* START MATERIALS PROVIDED *
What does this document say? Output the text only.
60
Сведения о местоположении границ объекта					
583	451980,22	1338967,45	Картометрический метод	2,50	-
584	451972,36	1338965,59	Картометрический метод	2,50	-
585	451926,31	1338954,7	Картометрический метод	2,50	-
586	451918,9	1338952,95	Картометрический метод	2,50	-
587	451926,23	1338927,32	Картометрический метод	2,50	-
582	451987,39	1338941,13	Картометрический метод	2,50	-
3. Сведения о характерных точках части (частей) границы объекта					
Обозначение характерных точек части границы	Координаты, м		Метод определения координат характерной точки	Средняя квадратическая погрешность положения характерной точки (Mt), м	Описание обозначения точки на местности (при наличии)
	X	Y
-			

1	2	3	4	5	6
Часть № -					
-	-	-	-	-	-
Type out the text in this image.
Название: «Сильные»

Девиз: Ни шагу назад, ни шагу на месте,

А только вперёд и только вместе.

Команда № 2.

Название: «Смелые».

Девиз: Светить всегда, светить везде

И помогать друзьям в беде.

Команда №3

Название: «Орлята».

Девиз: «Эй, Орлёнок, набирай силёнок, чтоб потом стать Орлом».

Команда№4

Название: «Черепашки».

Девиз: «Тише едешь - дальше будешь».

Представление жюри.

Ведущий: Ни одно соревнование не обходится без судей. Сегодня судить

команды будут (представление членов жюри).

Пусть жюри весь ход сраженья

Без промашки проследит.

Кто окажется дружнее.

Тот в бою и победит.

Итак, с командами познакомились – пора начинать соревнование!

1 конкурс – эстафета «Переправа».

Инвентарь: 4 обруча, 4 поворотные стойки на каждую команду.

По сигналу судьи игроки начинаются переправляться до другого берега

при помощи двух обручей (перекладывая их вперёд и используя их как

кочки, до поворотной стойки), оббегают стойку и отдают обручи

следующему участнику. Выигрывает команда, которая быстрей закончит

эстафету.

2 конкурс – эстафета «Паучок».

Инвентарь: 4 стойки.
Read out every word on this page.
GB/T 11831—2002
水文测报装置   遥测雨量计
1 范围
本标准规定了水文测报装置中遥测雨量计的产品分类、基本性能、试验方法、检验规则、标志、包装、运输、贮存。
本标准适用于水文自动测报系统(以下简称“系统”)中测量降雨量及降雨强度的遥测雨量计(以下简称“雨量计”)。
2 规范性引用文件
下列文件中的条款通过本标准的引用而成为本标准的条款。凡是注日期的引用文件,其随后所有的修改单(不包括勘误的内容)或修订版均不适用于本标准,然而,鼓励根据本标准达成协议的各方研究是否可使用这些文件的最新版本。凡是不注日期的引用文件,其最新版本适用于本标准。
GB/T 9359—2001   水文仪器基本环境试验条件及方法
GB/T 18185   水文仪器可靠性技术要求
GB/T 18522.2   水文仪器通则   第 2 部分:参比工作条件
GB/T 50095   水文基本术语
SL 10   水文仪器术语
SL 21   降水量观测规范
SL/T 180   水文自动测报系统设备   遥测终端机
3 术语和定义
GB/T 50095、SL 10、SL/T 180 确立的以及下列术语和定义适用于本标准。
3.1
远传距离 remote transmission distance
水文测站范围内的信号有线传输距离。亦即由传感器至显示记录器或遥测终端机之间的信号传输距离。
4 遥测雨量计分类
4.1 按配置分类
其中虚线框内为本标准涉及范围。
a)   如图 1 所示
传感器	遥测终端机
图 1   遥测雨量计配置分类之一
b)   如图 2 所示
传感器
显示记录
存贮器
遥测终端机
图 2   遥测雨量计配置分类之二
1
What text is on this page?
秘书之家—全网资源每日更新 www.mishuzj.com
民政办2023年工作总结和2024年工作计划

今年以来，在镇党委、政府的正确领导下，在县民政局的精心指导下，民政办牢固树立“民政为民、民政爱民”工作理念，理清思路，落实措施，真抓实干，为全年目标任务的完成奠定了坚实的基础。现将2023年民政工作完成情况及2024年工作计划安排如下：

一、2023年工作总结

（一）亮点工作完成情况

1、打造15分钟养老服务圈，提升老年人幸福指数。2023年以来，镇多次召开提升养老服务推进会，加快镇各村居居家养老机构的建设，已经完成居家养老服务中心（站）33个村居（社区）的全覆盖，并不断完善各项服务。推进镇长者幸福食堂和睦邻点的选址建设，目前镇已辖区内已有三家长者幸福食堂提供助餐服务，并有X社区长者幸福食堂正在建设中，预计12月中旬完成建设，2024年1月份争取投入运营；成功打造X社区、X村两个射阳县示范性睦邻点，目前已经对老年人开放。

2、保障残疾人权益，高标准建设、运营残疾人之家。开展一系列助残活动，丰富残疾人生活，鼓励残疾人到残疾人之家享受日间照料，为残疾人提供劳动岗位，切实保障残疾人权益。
* END MATERIALS PROVIDED *
* **SHORT EXERCISE**
Select all lines with the word "стойки" from the entries above.

* **SOLUTION FOR THIS TASK**
Инвентарь: 4 обруча, 4 поворотные стойки на каждую команду.
кочки, до поворотной стойки), оббегают стойку и отдают обручи
Инвентарь: 4 стойки.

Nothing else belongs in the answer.